- _Given instruction_: Reproduce all entries precisely, down to the last character.

[Recorded data]
■ ■ ■ ■

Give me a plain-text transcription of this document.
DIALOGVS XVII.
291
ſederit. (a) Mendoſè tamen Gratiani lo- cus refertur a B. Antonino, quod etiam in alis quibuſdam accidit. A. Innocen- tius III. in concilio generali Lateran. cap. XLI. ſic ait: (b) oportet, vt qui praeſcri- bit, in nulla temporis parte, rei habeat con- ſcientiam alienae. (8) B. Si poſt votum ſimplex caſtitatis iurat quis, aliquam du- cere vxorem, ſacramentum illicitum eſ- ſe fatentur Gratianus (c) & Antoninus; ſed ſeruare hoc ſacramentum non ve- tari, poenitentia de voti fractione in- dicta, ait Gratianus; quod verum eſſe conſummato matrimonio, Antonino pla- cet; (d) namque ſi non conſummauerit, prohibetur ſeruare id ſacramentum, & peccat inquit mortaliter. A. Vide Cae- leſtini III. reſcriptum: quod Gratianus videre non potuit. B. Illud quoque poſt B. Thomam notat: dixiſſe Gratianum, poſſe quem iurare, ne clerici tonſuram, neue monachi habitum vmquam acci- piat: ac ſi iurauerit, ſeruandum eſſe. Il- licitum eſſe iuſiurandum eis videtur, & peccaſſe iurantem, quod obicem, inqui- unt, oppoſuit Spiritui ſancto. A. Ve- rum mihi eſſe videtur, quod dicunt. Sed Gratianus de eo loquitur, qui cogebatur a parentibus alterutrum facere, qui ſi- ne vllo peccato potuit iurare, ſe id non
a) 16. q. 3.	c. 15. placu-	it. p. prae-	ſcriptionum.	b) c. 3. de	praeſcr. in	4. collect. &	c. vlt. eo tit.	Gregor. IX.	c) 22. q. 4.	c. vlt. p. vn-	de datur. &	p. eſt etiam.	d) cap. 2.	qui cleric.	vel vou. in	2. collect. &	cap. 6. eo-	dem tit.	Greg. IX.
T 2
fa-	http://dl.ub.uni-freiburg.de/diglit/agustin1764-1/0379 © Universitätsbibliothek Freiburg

■ ■ ■ ■

- _Answer below_:
Give me a plain-text transcription of this document.
DIALOGVS XVII.
291
ſederit. (a) Mendoſè tamen Gratiani lo- cus refertur a B. Antonino, quod etiam in alis quibuſdam accidit. A. Innocen- tius III. in concilio generali Lateran. cap. XLI. ſic ait: (b) oportet, vt qui praeſcri- bit, in nulla temporis parte, rei habeat con- ſcientiam alienae. (8) B. Si poſt votum ſimplex caſtitatis iurat quis, aliquam du- cere vxorem, ſacramentum illicitum eſ- ſe fatentur Gratianus (c) & Antoninus; ſed ſeruare hoc ſacramentum non ve- tari, poenitentia de voti fractione in- dicta, ait Gratianus; quod verum eſſe conſummato matrimonio, Antonino pla- cet; (d) namque ſi non conſummauerit, prohibetur ſeruare id ſacramentum, & peccat inquit mortaliter. A. Vide Cae- leſtini III. reſcriptum: quod Gratianus videre non potuit. B. Illud quoque poſt B. Thomam notat: dixiſſe Gratianum, poſſe quem iurare, ne clerici tonſuram, neue monachi habitum vmquam acci- piat: ac ſi iurauerit, ſeruandum eſſe. Il- licitum eſſe iuſiurandum eis videtur, & peccaſſe iurantem, quod obicem, inqui- unt, oppoſuit Spiritui ſancto. A. Ve- rum mihi eſſe videtur, quod dicunt. Sed Gratianus de eo loquitur, qui cogebatur a parentibus alterutrum facere, qui ſi- ne vllo peccato potuit iurare, ſe id non
a) 16. q. 3.	c. 15. placu-	it. p. prae-	ſcriptionum.	b) c. 3. de	praeſcr. in	4. collect. &	c. vlt. eo tit.	Gregor. IX.	c) 22. q. 4.	c. vlt. p. vn-	de datur. &	p. eſt etiam.	d) cap. 2.	qui cleric.	vel vou. in	2. collect. &	cap. 6. eo-	dem tit.	Greg. IX.
T 2
fa-	http://dl.ub.uni-freiburg.de/diglit/agustin1764-1/0379 © Universitätsbibliothek Freiburg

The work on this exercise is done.